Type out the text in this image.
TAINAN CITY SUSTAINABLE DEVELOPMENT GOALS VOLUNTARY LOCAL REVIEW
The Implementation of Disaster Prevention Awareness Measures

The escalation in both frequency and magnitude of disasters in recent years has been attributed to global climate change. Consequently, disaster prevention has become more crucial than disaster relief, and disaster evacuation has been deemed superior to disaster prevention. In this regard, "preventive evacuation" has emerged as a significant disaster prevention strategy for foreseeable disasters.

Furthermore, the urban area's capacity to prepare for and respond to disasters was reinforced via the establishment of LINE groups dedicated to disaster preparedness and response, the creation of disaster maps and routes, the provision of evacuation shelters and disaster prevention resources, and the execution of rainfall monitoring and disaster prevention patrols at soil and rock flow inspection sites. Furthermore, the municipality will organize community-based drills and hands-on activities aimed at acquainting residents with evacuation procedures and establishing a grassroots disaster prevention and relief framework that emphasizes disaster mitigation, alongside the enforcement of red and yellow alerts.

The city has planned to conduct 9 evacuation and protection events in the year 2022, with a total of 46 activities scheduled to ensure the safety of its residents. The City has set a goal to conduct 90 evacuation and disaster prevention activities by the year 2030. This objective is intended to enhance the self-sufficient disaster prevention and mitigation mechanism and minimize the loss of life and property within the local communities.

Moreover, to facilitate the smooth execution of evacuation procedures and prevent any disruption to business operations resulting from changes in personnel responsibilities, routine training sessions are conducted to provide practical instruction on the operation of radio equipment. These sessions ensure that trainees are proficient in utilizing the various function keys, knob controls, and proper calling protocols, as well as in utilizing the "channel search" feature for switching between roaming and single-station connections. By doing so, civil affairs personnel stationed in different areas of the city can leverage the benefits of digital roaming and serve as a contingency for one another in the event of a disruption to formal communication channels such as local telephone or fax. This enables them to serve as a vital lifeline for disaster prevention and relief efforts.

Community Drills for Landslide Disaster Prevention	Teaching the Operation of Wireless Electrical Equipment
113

================================

Given instruction:
Using the listing above, retype each line exactly.

Result:
Type out the text in this image.
TAINAN CITY SUSTAINABLE DEVELOPMENT GOALS VOLUNTARY LOCAL REVIEW
The Implementation of Disaster Prevention Awareness Measures

The escalation in both frequency and magnitude of disasters in recent years has been attributed to global climate change. Consequently, disaster prevention has become more crucial than disaster relief, and disaster evacuation has been deemed superior to disaster prevention. In this regard, "preventive evacuation" has emerged as a significant disaster prevention strategy for foreseeable disasters.

Furthermore, the urban area's capacity to prepare for and respond to disasters was reinforced via the establishment of LINE groups dedicated to disaster preparedness and response, the creation of disaster maps and routes, the provision of evacuation shelters and disaster prevention resources, and the execution of rainfall monitoring and disaster prevention patrols at soil and rock flow inspection sites. Furthermore, the municipality will organize community-based drills and hands-on activities aimed at acquainting residents with evacuation procedures and establishing a grassroots disaster prevention and relief framework that emphasizes disaster mitigation, alongside the enforcement of red and yellow alerts.

The city has planned to conduct 9 evacuation and protection events in the year 2022, with a total of 46 activities scheduled to ensure the safety of its residents. The City has set a goal to conduct 90 evacuation and disaster prevention activities by the year 2030. This objective is intended to enhance the self-sufficient disaster prevention and mitigation mechanism and minimize the loss of life and property within the local communities.

Moreover, to facilitate the smooth execution of evacuation procedures and prevent any disruption to business operations resulting from changes in personnel responsibilities, routine training sessions are conducted to provide practical instruction on the operation of radio equipment. These sessions ensure that trainees are proficient in utilizing the various function keys, knob controls, and proper calling protocols, as well as in utilizing the "channel search" feature for switching between roaming and single-station connections. By doing so, civil affairs personnel stationed in different areas of the city can leverage the benefits of digital roaming and serve as a contingency for one another in the event of a disruption to formal communication channels such as local telephone or fax. This enables them to serve as a vital lifeline for disaster prevention and relief efforts.

Community Drills for Landslide Disaster Prevention	Teaching the Operation of Wireless Electrical Equipment
113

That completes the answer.